### Goal
Find every line in the records below that contains the word "lsmagic", and copy each such line.

## Start Data records

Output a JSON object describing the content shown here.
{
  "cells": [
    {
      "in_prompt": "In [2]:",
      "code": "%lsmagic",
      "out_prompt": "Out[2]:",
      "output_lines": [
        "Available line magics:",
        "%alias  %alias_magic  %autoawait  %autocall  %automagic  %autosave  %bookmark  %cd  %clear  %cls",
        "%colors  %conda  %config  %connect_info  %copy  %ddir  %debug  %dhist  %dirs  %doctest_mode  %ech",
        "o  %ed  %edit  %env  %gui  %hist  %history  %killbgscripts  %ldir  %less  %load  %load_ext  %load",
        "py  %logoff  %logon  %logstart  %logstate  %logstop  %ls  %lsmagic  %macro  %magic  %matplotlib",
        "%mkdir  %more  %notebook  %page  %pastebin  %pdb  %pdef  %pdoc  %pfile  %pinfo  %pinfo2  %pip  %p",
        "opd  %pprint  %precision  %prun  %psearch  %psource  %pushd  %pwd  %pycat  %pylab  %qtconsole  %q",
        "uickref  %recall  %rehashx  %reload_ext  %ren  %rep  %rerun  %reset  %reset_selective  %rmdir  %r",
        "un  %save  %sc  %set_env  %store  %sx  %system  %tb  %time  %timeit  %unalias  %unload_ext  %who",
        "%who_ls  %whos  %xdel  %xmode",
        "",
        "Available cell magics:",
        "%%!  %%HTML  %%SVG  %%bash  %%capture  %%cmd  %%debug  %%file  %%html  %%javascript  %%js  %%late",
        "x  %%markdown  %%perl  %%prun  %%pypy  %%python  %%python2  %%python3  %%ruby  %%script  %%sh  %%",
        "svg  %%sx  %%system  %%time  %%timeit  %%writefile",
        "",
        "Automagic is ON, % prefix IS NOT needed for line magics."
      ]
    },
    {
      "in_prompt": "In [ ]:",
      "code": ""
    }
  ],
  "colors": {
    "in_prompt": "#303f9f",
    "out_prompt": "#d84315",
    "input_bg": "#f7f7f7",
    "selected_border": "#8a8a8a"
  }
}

## End Data records

### The completed task
      "code": "%lsmagic",
        "py  %logoff  %logon  %logstart  %logstate  %logstop  %ls  %lsmagic  %macro  %magic  %matplotlib",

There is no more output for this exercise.